— Work instructions —
Produce a verbatim copy of the data below that contains no pictures.

— Given entries —
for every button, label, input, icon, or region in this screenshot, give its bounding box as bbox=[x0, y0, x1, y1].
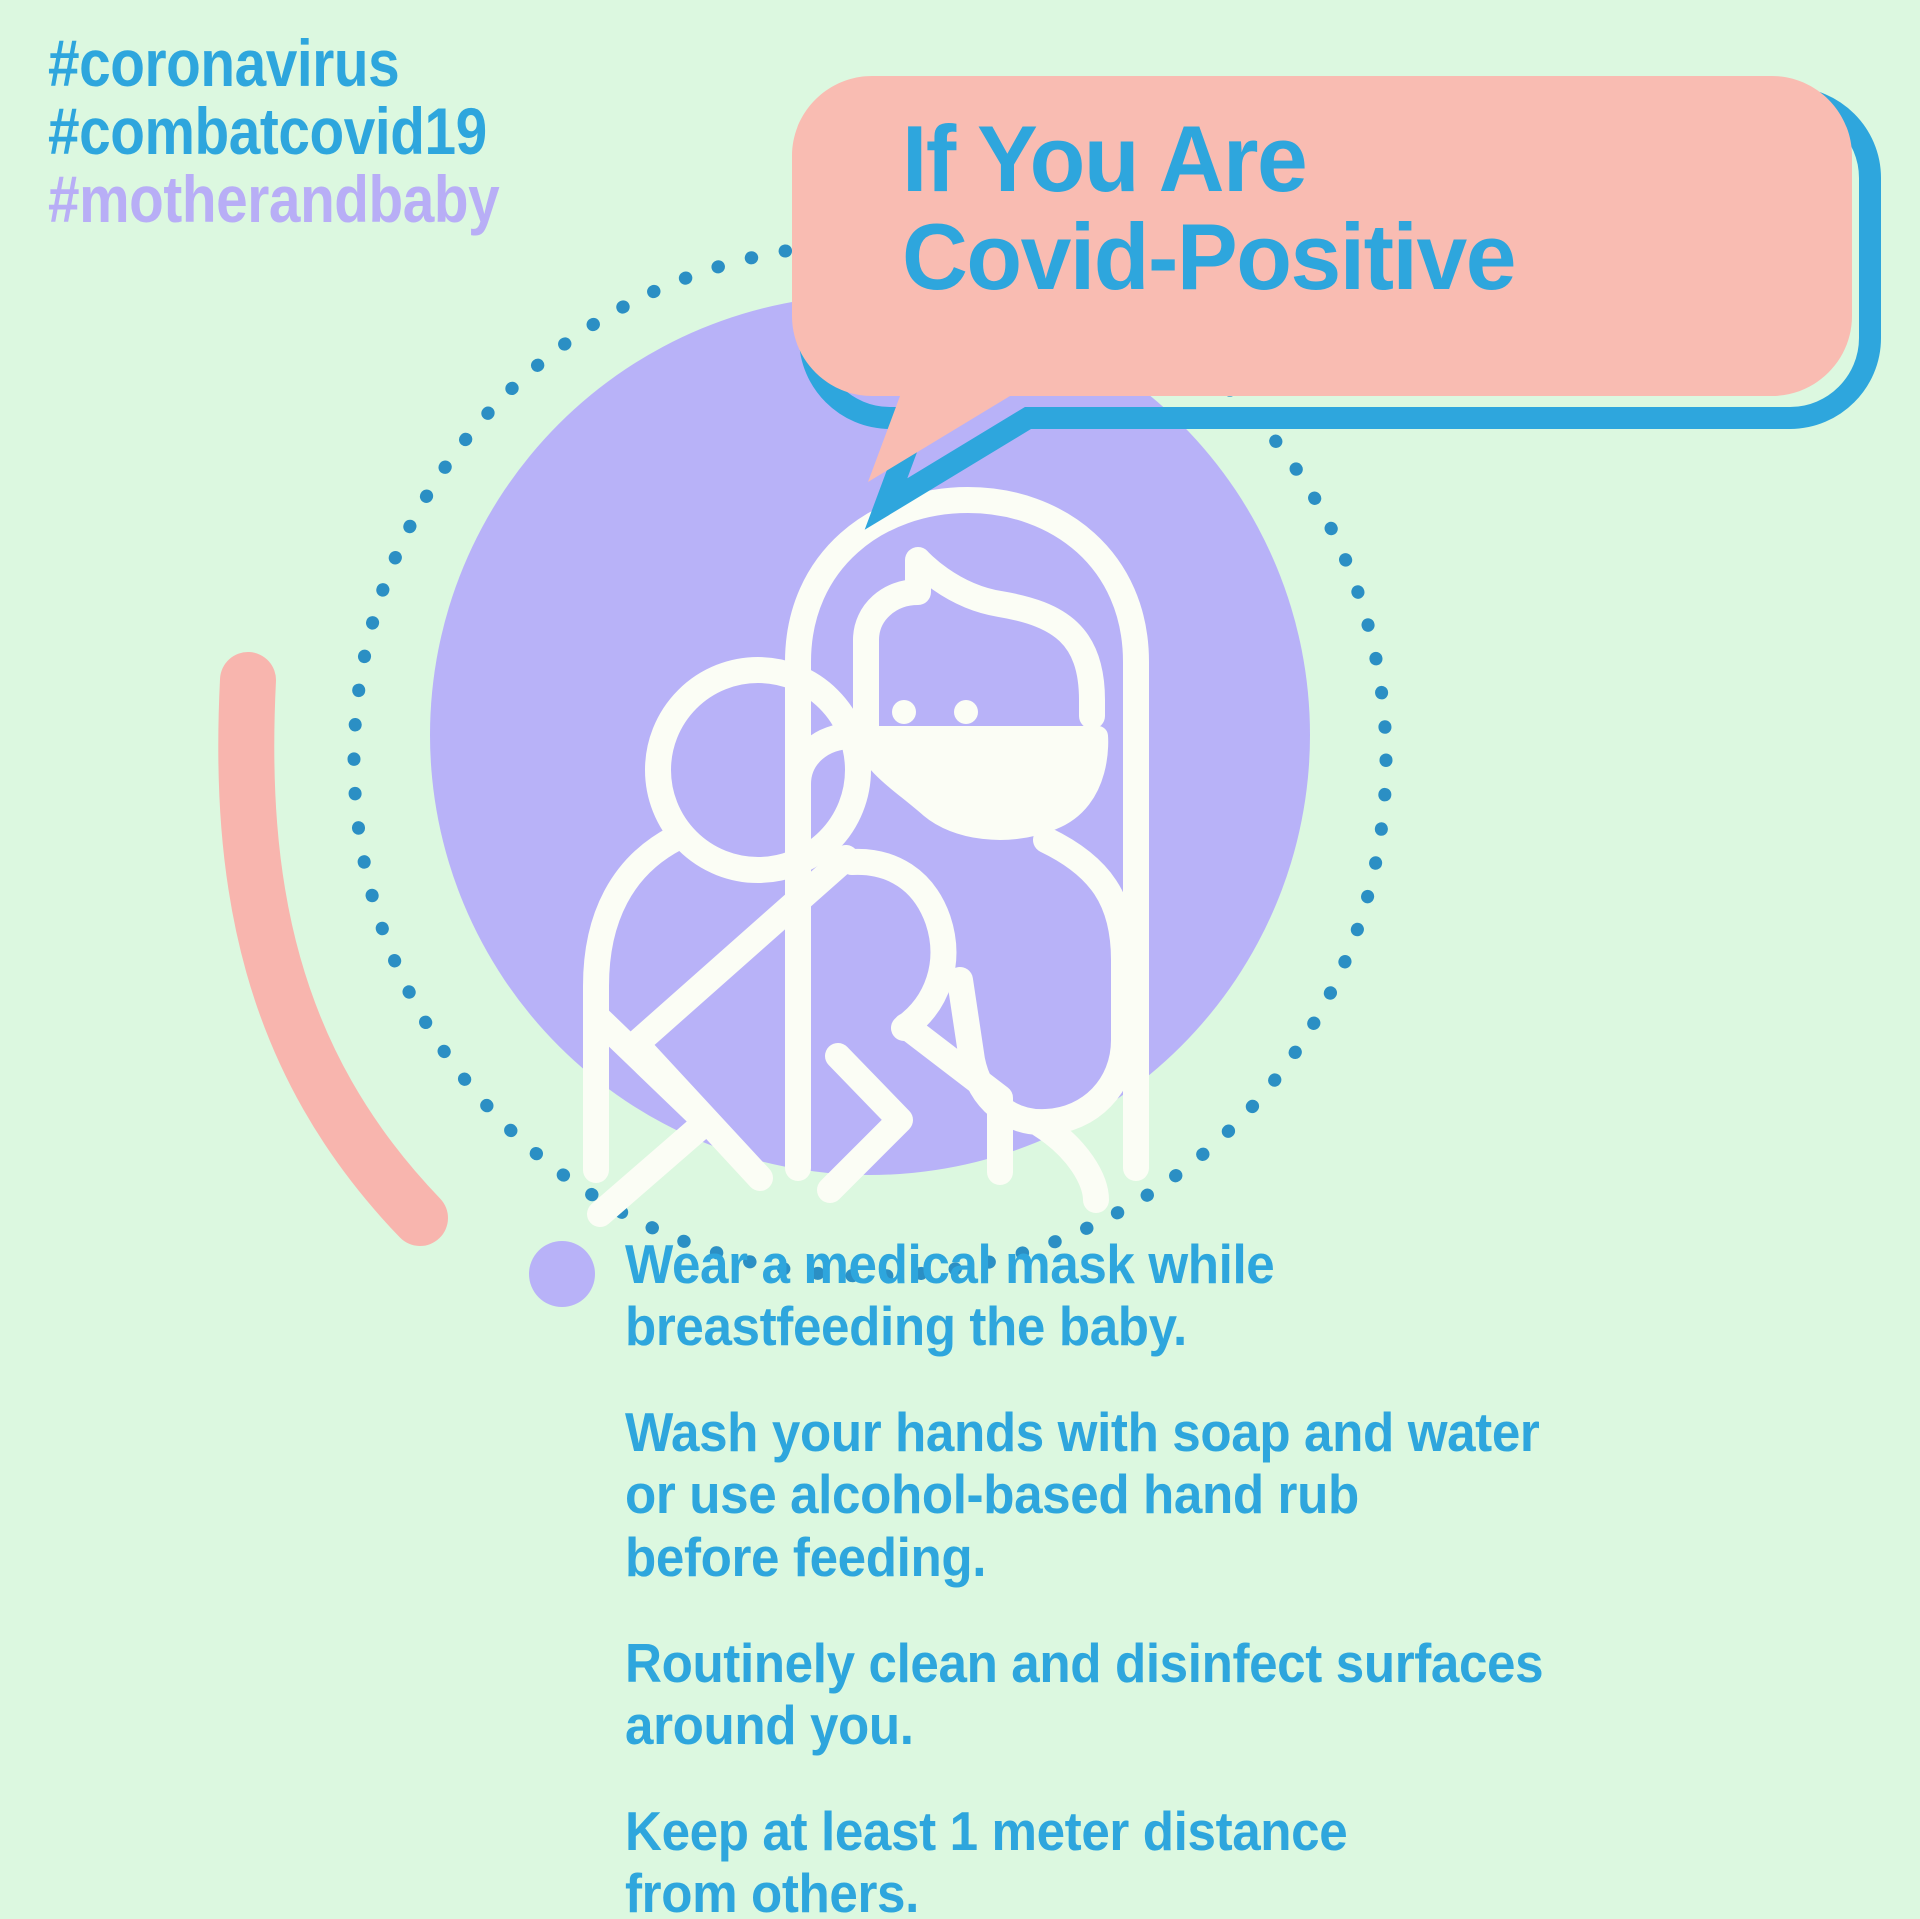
baby-limb-2 bbox=[600, 1020, 706, 1214]
hashtag-combatcovid19: #combatcovid19 bbox=[48, 98, 499, 166]
poster-headline: If You Are Covid-Positive bbox=[902, 110, 1775, 306]
headline-line-2: Covid-Positive bbox=[902, 208, 1775, 306]
mother-arm bbox=[1046, 840, 1124, 1122]
bullet-dot bbox=[529, 1241, 595, 1307]
mother-lap-line bbox=[906, 1026, 1000, 1172]
tip-line: Wear a medical mask while bbox=[625, 1233, 1741, 1295]
baby-body bbox=[596, 838, 676, 1170]
baby-head bbox=[658, 670, 858, 870]
purple-circle-backdrop bbox=[430, 295, 1310, 1175]
headline-line-1: If You Are bbox=[902, 110, 1775, 208]
tip-line: before feeding. bbox=[625, 1526, 1741, 1588]
baby-limb-3 bbox=[830, 1056, 900, 1190]
tip-line: or use alcohol-based hand rub bbox=[625, 1463, 1741, 1525]
tip-keep-distance: Keep at least 1 meter distance from othe… bbox=[625, 1800, 1741, 1919]
mother-eye-right bbox=[954, 700, 978, 724]
medical-mask bbox=[866, 736, 1098, 830]
hashtag-motherandbaby: #motherandbaby bbox=[48, 166, 499, 234]
covid-mother-baby-infographic: #coronavirus #combatcovid19 #motherandba… bbox=[0, 0, 1920, 1919]
tip-line: breastfeeding the baby. bbox=[625, 1295, 1741, 1357]
mother-hair-outline bbox=[798, 500, 1136, 1168]
mother-knee bbox=[1040, 1124, 1096, 1200]
tip-line: around you. bbox=[625, 1694, 1741, 1756]
tip-wear-mask: Wear a medical mask while breastfeeding … bbox=[625, 1233, 1741, 1357]
mother-and-baby-illustration bbox=[596, 500, 1136, 1214]
hashtag-group: #coronavirus #combatcovid19 #motherandba… bbox=[48, 30, 573, 234]
baby-limb-1 bbox=[636, 858, 846, 1178]
mother-supporting-arm bbox=[852, 862, 943, 1028]
tip-line: Wash your hands with soap and water bbox=[625, 1401, 1741, 1463]
hashtag-coronavirus: #coronavirus bbox=[48, 30, 499, 98]
tip-line: Keep at least 1 meter distance bbox=[625, 1800, 1741, 1862]
tips-list: Wear a medical mask while breastfeeding … bbox=[625, 1233, 1825, 1919]
mother-face-outline bbox=[798, 560, 1092, 784]
speech-bubble: If You Are Covid-Positive bbox=[840, 48, 1880, 408]
tip-line: Routinely clean and disinfect surfaces bbox=[625, 1632, 1741, 1694]
pink-arc-decoration bbox=[246, 680, 420, 1218]
tip-line: from others. bbox=[625, 1862, 1741, 1919]
tip-clean-surfaces: Routinely clean and disinfect surfaces a… bbox=[625, 1632, 1741, 1756]
mother-torso bbox=[960, 980, 1046, 1122]
mother-eye-left bbox=[892, 700, 916, 724]
tip-wash-hands: Wash your hands with soap and water or u… bbox=[625, 1401, 1741, 1587]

— Response for this exercise —
for every button, label, input, icon, or region in this screenshot, give its bounding box as bbox=[x0, y0, x1, y1].
baby-limb-2 bbox=[600, 1020, 706, 1214]
hashtag-combatcovid19: #combatcovid19 bbox=[48, 98, 499, 166]
poster-headline: If You Are Covid-Positive bbox=[902, 110, 1775, 306]
headline-line-2: Covid-Positive bbox=[902, 208, 1775, 306]
mother-arm bbox=[1046, 840, 1124, 1122]
bullet-dot bbox=[529, 1241, 595, 1307]
mother-lap-line bbox=[906, 1026, 1000, 1172]
tip-line: Wear a medical mask while bbox=[625, 1233, 1741, 1295]
baby-body bbox=[596, 838, 676, 1170]
baby-head bbox=[658, 670, 858, 870]
purple-circle-backdrop bbox=[430, 295, 1310, 1175]
headline-line-1: If You Are bbox=[902, 110, 1775, 208]
tip-line: before feeding. bbox=[625, 1526, 1741, 1588]
baby-limb-3 bbox=[830, 1056, 900, 1190]
tip-line: or use alcohol-based hand rub bbox=[625, 1463, 1741, 1525]
tip-keep-distance: Keep at least 1 meter distance from othe… bbox=[625, 1800, 1741, 1919]
mother-eye-right bbox=[954, 700, 978, 724]
medical-mask bbox=[866, 736, 1098, 830]
hashtag-motherandbaby: #motherandbaby bbox=[48, 166, 499, 234]
covid-mother-baby-infographic: #coronavirus #combatcovid19 #motherandba… bbox=[0, 0, 1920, 1919]
tip-line: breastfeeding the baby. bbox=[625, 1295, 1741, 1357]
mother-hair-outline bbox=[798, 500, 1136, 1168]
mother-knee bbox=[1040, 1124, 1096, 1200]
tip-line: around you. bbox=[625, 1694, 1741, 1756]
tip-wear-mask: Wear a medical mask while breastfeeding … bbox=[625, 1233, 1741, 1357]
mother-and-baby-illustration bbox=[596, 500, 1136, 1214]
hashtag-group: #coronavirus #combatcovid19 #motherandba… bbox=[48, 30, 573, 234]
baby-limb-1 bbox=[636, 858, 846, 1178]
mother-supporting-arm bbox=[852, 862, 943, 1028]
tip-line: Wash your hands with soap and water bbox=[625, 1401, 1741, 1463]
hashtag-coronavirus: #coronavirus bbox=[48, 30, 499, 98]
tip-line: Keep at least 1 meter distance bbox=[625, 1800, 1741, 1862]
tips-list: Wear a medical mask while breastfeeding … bbox=[625, 1233, 1825, 1919]
mother-face-outline bbox=[798, 560, 1092, 784]
speech-bubble: If You Are Covid-Positive bbox=[840, 48, 1880, 408]
tip-line: Routinely clean and disinfect surfaces bbox=[625, 1632, 1741, 1694]
pink-arc-decoration bbox=[246, 680, 420, 1218]
tip-line: from others. bbox=[625, 1862, 1741, 1919]
tip-clean-surfaces: Routinely clean and disinfect surfaces a… bbox=[625, 1632, 1741, 1756]
mother-torso bbox=[960, 980, 1046, 1122]
mother-eye-left bbox=[892, 700, 916, 724]
tip-wash-hands: Wash your hands with soap and water or u… bbox=[625, 1401, 1741, 1587]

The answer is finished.